╭─ TEXTO PARA ANÁLISE

Pegando o tubarão a unha

Fiat equipa Toro com motor 2.4 Tigershark e comercializa modelo por R$98.730; picape ganha em desempenho, mas se torna insaciável com relação ao consumo

Por Marcus Celestino15/11/16 às 17h37

Certos casamentos têm tudo para dar certo. A Fiat Toro e o motor 2.4 Tigershark MultiAir Flex 16V, por exemplo, parecem ter nascido um para o outro. O desempenho da picape com o novo propulsor, que gera 186cv de potência e 24,9kgfm de torque (no álcool), é satisfatório. No entanto, sempre tem aquela figura nefasta que gosta de prejudicar um matrimônio harmonioso. Neste caso, o traíra é o câmbio automático de nove velocidades. A transmissão faz com que o utilitário beba demais.

O câmbio, a partir da sexta marcha, tem relações bastante alongadas para tentar otimizar o consumo. Além disso, o veículo conta com Start/ Stop e o motor tem sistema de partida a frio, abdicando do tanquinho. Mesmo assim, nem com toda ajuda, a Toro deixa de ser uma ébria. Em ciclo urbano a picape faz 5,9km/l (álcool) e 8,6km/l (gasolina), enquanto na estrada o modelo bebe 7,4km/l (álcool) e 10,8km/l (gasolina).

╰─
╭─ DADOS FORNECIDOS

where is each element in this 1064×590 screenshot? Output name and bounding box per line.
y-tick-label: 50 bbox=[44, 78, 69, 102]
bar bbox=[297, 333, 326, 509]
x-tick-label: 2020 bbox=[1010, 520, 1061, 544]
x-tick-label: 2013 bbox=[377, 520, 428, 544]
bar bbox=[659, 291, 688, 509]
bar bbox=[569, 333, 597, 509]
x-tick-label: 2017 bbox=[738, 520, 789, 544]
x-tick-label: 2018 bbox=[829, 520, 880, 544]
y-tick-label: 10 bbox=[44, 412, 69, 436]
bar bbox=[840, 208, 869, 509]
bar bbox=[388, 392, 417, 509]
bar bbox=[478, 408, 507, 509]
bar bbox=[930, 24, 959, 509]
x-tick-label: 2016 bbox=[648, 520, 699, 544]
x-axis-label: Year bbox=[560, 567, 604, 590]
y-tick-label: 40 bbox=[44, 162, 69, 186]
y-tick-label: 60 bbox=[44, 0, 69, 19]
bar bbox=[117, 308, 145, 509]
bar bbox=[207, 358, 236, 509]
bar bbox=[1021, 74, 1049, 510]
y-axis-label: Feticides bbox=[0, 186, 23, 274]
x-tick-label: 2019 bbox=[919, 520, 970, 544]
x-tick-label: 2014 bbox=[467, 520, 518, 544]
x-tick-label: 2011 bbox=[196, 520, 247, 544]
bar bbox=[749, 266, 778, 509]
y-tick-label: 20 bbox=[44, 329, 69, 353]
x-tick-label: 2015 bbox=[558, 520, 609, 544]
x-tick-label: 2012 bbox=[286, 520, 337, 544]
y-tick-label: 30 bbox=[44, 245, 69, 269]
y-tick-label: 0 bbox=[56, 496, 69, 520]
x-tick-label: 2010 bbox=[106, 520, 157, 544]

╰─

### [TAREFA PROPOSTA 1]
Liste todos os números de consumo da picape que o texto sobre a Fiat Toro informa, indicando o ciclo e o combustível de cada um.
### [TAREFA PROPOSTA 2]
No texto sobre a Fiat Toro, transforme em lista o parágrafo que começa com "O câmbio, a partir da sexta marcha", mantendo os fatos principais.
### [TAREFA PROPOSTA 3]
Retome o texto sobre a Fiat Toro com motor 2.4 Tigershark a partir do ponto em que ele termina.

### [RESPOSTA DA TAREFA 1]
- Ciclo urbano, álcool: 5,9 km/l
- Ciclo urbano, gasolina: 8,6 km/l
- Estrada, álcool: 7,4 km/l
- Estrada, gasolina: 10,8 km/l

### [RESPOSTA DA TAREFA 2]
- A partir da sexta marcha, o câmbio tem relações bem alongadas para tentar otimizar o consumo.
- O veículo tem Start/Stop.
- O motor tem sistema de partida a frio e dispensa o tanquinho.
- Mesmo com esses recursos, a Toro continua consumindo muito.
- Ciclo urbano: 5,9 km/l (álcool) e 8,6 km/l (gasolina).
- Estrada: 7,4 km/l (álcool) e 10,8 km/l (gasolina).

### [RESPOSTA DA TAREFA 3]
Vale frisar que o motor 2.4 Tigershark é fabricado na planta da FCA em Saltillo, no México. De lá também saem os propulsores V8 HEMI 5.7 e o Hellcat 6.2. O Tigershark é construído em alumínio para diminuir peso. O sistema MultiAir2 faz com que o tempo e a abertura das válvulas de admissão variem – melhorando o processo de combustão. Em vez da correia dentada, o eixo do comando de válvulas é acionado por corrente metálica.

(Fiat/Divulgação)

A dirigibilidade da Toro segue praticamente impecável. A direção assistida eletricamente deixa o condutor bastante confortável. Quanto à ergonomia, para o motorista, uma beleza. A posição de dirigir é boa e o assento agrada a gregos e troianos, altos e baixos. O motor 2.4 – que apresenta poucas vibrações, é bom destacar – trabalha bem, mas, quando cheio (na casa das 6000rpm) é um pouco ruidoso. Isso se dá graças ao casamento com a transmissão de nove velocidades. Um câmbio com menos marchas e relações mais curtas daria caldo melhor com relação ao desempenho.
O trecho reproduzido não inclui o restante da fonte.